▶ _REQUIRED TASK 1_: Turn the paragraph in the mobile customer service article that begins "Building on his recent research" into a short bulleted list that keeps its main facts.
▶ _REQUIRED TASK 2_: Carry on the mobile customer service article from its final sentence.

During his talk at the Gartner Customer Strategies and Technology Summit, the analyst firm's research director highlighted the recent study into mobile device sales, which surpassed sales of PCs and laptops for the first time last year. But with the rush to incorporate these devices into their customer service operations, organisations are easily making mistakes.

He explained that the big drive may be to create mobile apps but they may not necessarily be the right strategy for your customers: “Are you doing it just because others have done or can you really add value?”

Building on his recent research, 10 mistakes that lead to mobile customer service failure, Jacobs explained the biggest challenge organisations face when creating apps is caused by the multiple platforms on which they must be developed. “Select technology depending on your audience,” he explained. “To understand which operating system is appropriate, organisations must pool their customers to identify the common device.”

Monitor you customers app usage when deciding on a mobile strategy, he added. Rather than monitoring adoption figures, instead look at continued use.

[Bounding box annotations]
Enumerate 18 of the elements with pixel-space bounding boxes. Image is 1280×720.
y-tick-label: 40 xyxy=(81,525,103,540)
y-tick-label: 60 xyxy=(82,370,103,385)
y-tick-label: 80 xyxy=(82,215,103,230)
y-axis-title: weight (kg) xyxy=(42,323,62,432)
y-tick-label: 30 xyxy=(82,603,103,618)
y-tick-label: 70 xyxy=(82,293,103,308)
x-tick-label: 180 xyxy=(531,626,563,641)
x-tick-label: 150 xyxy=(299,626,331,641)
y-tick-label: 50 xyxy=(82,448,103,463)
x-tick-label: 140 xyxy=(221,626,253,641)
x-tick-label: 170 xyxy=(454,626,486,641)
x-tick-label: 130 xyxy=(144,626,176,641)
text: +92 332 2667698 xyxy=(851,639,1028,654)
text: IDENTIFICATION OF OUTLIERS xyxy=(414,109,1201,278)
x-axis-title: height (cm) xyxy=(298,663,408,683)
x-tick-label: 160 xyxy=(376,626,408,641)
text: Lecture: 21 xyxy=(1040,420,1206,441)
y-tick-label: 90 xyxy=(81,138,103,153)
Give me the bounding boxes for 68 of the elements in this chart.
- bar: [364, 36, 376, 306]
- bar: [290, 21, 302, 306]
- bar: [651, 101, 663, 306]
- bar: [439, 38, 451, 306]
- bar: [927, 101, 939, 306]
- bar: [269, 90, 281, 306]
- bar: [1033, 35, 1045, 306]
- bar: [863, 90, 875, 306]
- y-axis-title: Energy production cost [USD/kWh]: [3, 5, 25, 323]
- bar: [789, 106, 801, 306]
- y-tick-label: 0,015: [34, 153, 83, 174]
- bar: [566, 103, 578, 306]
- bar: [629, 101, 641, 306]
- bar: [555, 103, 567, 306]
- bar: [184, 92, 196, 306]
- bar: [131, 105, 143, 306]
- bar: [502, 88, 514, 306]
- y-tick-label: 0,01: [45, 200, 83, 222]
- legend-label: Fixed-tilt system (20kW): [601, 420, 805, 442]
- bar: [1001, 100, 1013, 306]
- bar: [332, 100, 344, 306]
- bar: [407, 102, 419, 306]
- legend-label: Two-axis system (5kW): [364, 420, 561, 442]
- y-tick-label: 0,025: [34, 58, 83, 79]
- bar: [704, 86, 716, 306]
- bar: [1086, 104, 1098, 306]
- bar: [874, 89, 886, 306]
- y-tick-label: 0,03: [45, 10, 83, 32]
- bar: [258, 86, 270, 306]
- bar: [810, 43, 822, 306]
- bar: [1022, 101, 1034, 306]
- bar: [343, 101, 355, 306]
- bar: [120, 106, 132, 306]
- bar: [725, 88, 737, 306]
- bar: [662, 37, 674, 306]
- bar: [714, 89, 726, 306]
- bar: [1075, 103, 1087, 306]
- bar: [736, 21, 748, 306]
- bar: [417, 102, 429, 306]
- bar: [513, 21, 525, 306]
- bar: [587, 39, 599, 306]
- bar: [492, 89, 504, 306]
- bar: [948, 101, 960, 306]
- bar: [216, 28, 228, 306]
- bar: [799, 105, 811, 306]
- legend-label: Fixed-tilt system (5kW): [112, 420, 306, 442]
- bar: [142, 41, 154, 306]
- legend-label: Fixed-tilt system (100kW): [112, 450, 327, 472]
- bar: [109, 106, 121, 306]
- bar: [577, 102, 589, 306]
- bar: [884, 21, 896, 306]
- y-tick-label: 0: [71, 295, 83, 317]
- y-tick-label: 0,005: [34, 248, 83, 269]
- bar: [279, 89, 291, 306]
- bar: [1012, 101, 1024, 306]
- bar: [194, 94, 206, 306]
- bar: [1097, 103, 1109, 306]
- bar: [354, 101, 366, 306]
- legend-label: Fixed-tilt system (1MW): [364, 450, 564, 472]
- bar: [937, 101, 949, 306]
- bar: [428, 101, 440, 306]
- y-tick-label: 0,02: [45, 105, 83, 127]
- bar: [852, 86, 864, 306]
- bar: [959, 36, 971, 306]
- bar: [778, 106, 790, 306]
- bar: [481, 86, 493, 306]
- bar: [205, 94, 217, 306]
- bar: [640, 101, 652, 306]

▶ _TASK ANSWER 1_:
- Jacobs drew on his recent research, "10 mistakes that lead to mobile customer service failure."
- He said the biggest challenge in creating apps is that they must be developed for multiple platforms.
- His advice was to select technology depending on the audience.
- To find the right operating system, organisations must pool their customers to identify the common device.

▶ _TASK ANSWER 2_:
“But apps aren’t everything,” said the analyst. “Don’t ignore basic mobile channels such as SMS within your strategy.” The cost of sending an SMS averages at $0.0001, compared to $27 for the cost of a phone call, and embedding a personalised link within the SMS can allow customers to check the status of their complaints easily.

In terms of mobile web, having your website accessible through a browser doesn’t necessarily mean it’s mobile ready. A successful mobile web strategy will see minimal content and the removal of graphic-heavy content, he explained.

“Ensure customers have a great customer experience. Unless you can create a compelling customer experience, your customers will leave you,” Jacobs concluded.